**WHAT YOU HAVE TO DO:**
Pictures stay out of the copy; restate everything else in the material exactly.

[Dataset excerpts]
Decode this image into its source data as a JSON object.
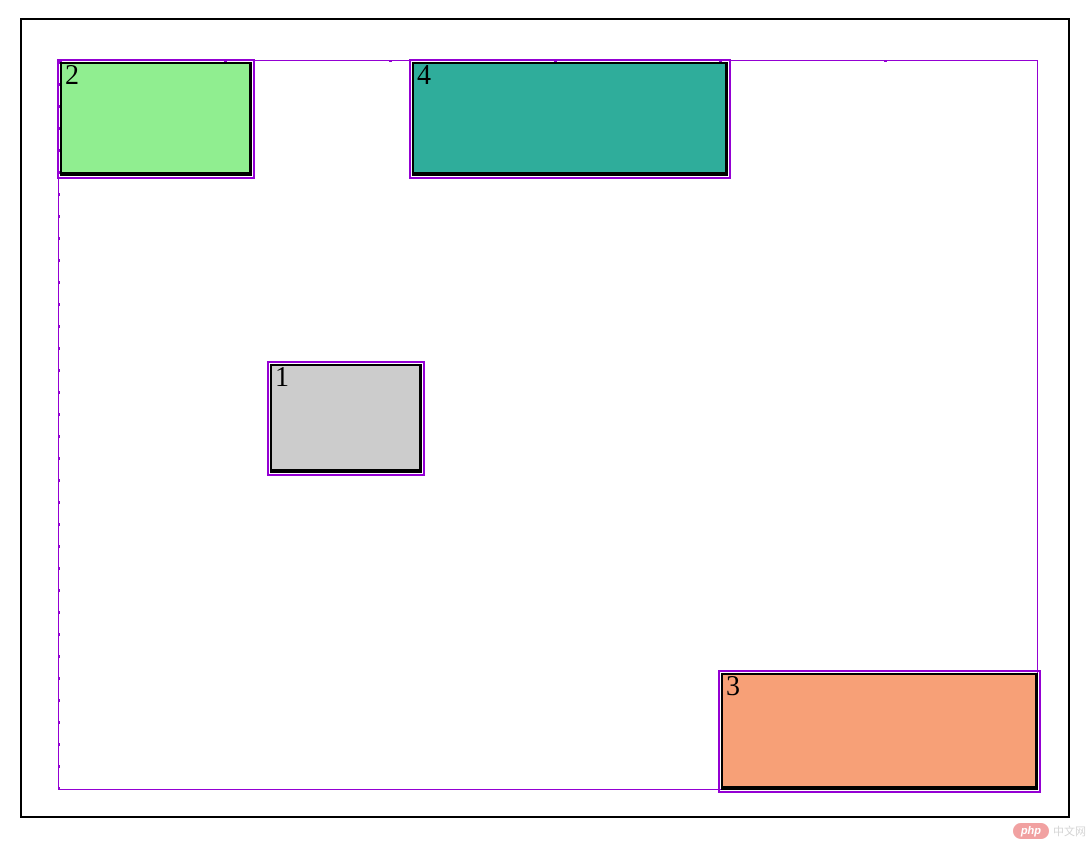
{
  "boxes": {
    "box1": {
      "label": "1",
      "color": "#cccccc"
    },
    "box2": {
      "label": "2",
      "color": "#90ee90"
    },
    "box3": {
      "label": "3",
      "color": "#f7a077"
    },
    "box4": {
      "label": "4",
      "color": "#2fad9b"
    }
  },
  "colors": {
    "outline": "#9400d3",
    "frame": "#000000"
  },
  "watermark": {
    "badge": "php",
    "text": "中文网"
  }
}
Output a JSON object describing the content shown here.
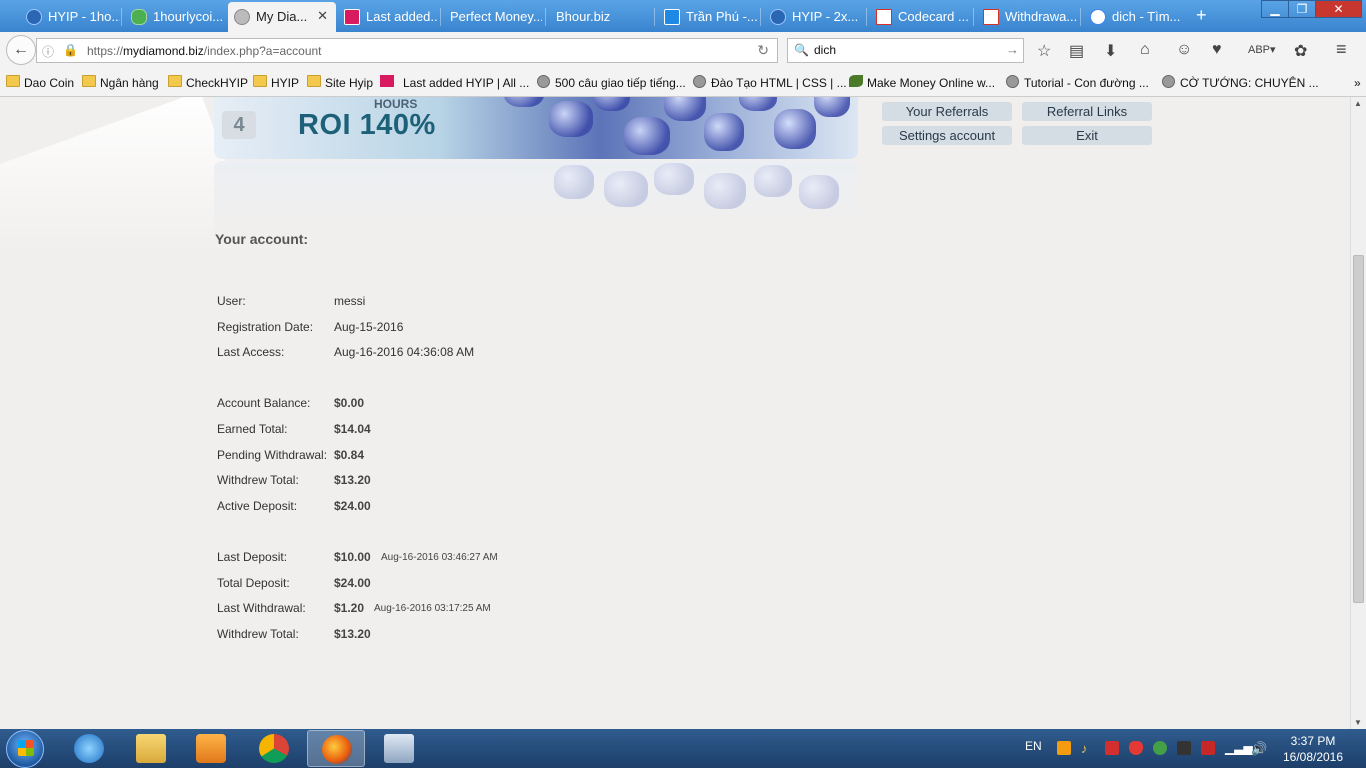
{
  "browser": {
    "tabs": [
      {
        "label": "HYIP - 1ho...",
        "active": false
      },
      {
        "label": "1hourlycoi...",
        "active": false
      },
      {
        "label": "My Dia...",
        "active": true
      },
      {
        "label": "Last added...",
        "active": false
      },
      {
        "label": "Perfect Money...",
        "active": false
      },
      {
        "label": "Bhour.biz",
        "active": false
      },
      {
        "label": "Trần Phú -...",
        "active": false
      },
      {
        "label": "HYIP - 2x...",
        "active": false
      },
      {
        "label": "Codecard ...",
        "active": false
      },
      {
        "label": "Withdrawa...",
        "active": false
      },
      {
        "label": "dich - Tìm...",
        "active": false
      }
    ],
    "url_prefix": "https://",
    "url_domain": "mydiamond.biz",
    "url_path": "/index.php?a=account",
    "search_value": "dich",
    "bookmarks": [
      {
        "label": "Dao Coin",
        "icon": "folder"
      },
      {
        "label": "Ngân hàng",
        "icon": "folder"
      },
      {
        "label": "CheckHYIP",
        "icon": "folder"
      },
      {
        "label": "HYIP",
        "icon": "folder"
      },
      {
        "label": "Site Hyip",
        "icon": "folder"
      },
      {
        "label": "Last added HYIP | All ...",
        "icon": "red"
      },
      {
        "label": "500 câu giao tiếp tiếng...",
        "icon": "globe"
      },
      {
        "label": "Đào Tạo HTML | CSS | ...",
        "icon": "globe"
      },
      {
        "label": "Make Money Online w...",
        "icon": "leaf"
      },
      {
        "label": "Tutorial - Con đường ...",
        "icon": "globe"
      },
      {
        "label": "CỜ TƯỚNG: CHUYÊN ...",
        "icon": "globe"
      }
    ],
    "bookmarks_overflow": "»"
  },
  "banner": {
    "number": "4",
    "hours_label": "HOURS",
    "roi_text": "ROI 140%"
  },
  "menu": {
    "your_referrals": "Your Referrals",
    "referral_links": "Referral Links",
    "settings_account": "Settings account",
    "exit": "Exit"
  },
  "account": {
    "title": "Your account:",
    "user_label": "User:",
    "user_value": "messi",
    "reg_label": "Registration Date:",
    "reg_value": "Aug-15-2016",
    "last_access_label": "Last Access:",
    "last_access_value": "Aug-16-2016 04:36:08 AM",
    "balance_label": "Account Balance:",
    "balance_value": "$0.00",
    "earned_label": "Earned Total:",
    "earned_value": "$14.04",
    "pending_label": "Pending Withdrawal:",
    "pending_value": "$0.84",
    "withdrew_label": "Withdrew Total:",
    "withdrew_value": "$13.20",
    "active_label": "Active Deposit:",
    "active_value": "$24.00",
    "last_deposit_label": "Last Deposit:",
    "last_deposit_value": "$10.00",
    "last_deposit_time": "Aug-16-2016 03:46:27 AM",
    "total_deposit_label": "Total Deposit:",
    "total_deposit_value": "$24.00",
    "last_withdrawal_label": "Last Withdrawal:",
    "last_withdrawal_value": "$1.20",
    "last_withdrawal_time": "Aug-16-2016 03:17:25 AM",
    "withdrew2_label": "Withdrew Total:",
    "withdrew2_value": "$13.20"
  },
  "taskbar": {
    "language": "EN",
    "time": "3:37 PM",
    "date": "16/08/2016"
  }
}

**WORKED SOLUTION:**
Decode this image into its source data as a JSON object.
{
  "boxes": {
    "box1": {
      "label": "1",
      "color": "#cccccc"
    },
    "box2": {
      "label": "2",
      "color": "#90ee90"
    },
    "box3": {
      "label": "3",
      "color": "#f7a077"
    },
    "box4": {
      "label": "4",
      "color": "#2fad9b"
    }
  },
  "colors": {
    "outline": "#9400d3",
    "frame": "#000000"
  },
  "watermark": {
    "badge": "php",
    "text": "中文网"
  }
}
Output a JSON object describing the content shown here.
{
  "browser": {
    "tabs": [
      {
        "label": "HYIP - 1ho...",
        "active": false
      },
      {
        "label": "1hourlycoi...",
        "active": false
      },
      {
        "label": "My Dia...",
        "active": true
      },
      {
        "label": "Last added...",
        "active": false
      },
      {
        "label": "Perfect Money...",
        "active": false
      },
      {
        "label": "Bhour.biz",
        "active": false
      },
      {
        "label": "Trần Phú -...",
        "active": false
      },
      {
        "label": "HYIP - 2x...",
        "active": false
      },
      {
        "label": "Codecard ...",
        "active": false
      },
      {
        "label": "Withdrawa...",
        "active": false
      },
      {
        "label": "dich - Tìm...",
        "active": false
      }
    ],
    "url_prefix": "https://",
    "url_domain": "mydiamond.biz",
    "url_path": "/index.php?a=account",
    "search_value": "dich",
    "bookmarks": [
      {
        "label": "Dao Coin",
        "icon": "folder"
      },
      {
        "label": "Ngân hàng",
        "icon": "folder"
      },
      {
        "label": "CheckHYIP",
        "icon": "folder"
      },
      {
        "label": "HYIP",
        "icon": "folder"
      },
      {
        "label": "Site Hyip",
        "icon": "folder"
      },
      {
        "label": "Last added HYIP | All ...",
        "icon": "red"
      },
      {
        "label": "500 câu giao tiếp tiếng...",
        "icon": "globe"
      },
      {
        "label": "Đào Tạo HTML | CSS | ...",
        "icon": "globe"
      },
      {
        "label": "Make Money Online w...",
        "icon": "leaf"
      },
      {
        "label": "Tutorial - Con đường ...",
        "icon": "globe"
      },
      {
        "label": "CỜ TƯỚNG: CHUYÊN ...",
        "icon": "globe"
      }
    ],
    "bookmarks_overflow": "»"
  },
  "banner": {
    "number": "4",
    "hours_label": "HOURS",
    "roi_text": "ROI 140%"
  },
  "menu": {
    "your_referrals": "Your Referrals",
    "referral_links": "Referral Links",
    "settings_account": "Settings account",
    "exit": "Exit"
  },
  "account": {
    "title": "Your account:",
    "user_label": "User:",
    "user_value": "messi",
    "reg_label": "Registration Date:",
    "reg_value": "Aug-15-2016",
    "last_access_label": "Last Access:",
    "last_access_value": "Aug-16-2016 04:36:08 AM",
    "balance_label": "Account Balance:",
    "balance_value": "$0.00",
    "earned_label": "Earned Total:",
    "earned_value": "$14.04",
    "pending_label": "Pending Withdrawal:",
    "pending_value": "$0.84",
    "withdrew_label": "Withdrew Total:",
    "withdrew_value": "$13.20",
    "active_label": "Active Deposit:",
    "active_value": "$24.00",
    "last_deposit_label": "Last Deposit:",
    "last_deposit_value": "$10.00",
    "last_deposit_time": "Aug-16-2016 03:46:27 AM",
    "total_deposit_label": "Total Deposit:",
    "total_deposit_value": "$24.00",
    "last_withdrawal_label": "Last Withdrawal:",
    "last_withdrawal_value": "$1.20",
    "last_withdrawal_time": "Aug-16-2016 03:17:25 AM",
    "withdrew2_label": "Withdrew Total:",
    "withdrew2_value": "$13.20"
  },
  "taskbar": {
    "language": "EN",
    "time": "3:37 PM",
    "date": "16/08/2016"
  }
}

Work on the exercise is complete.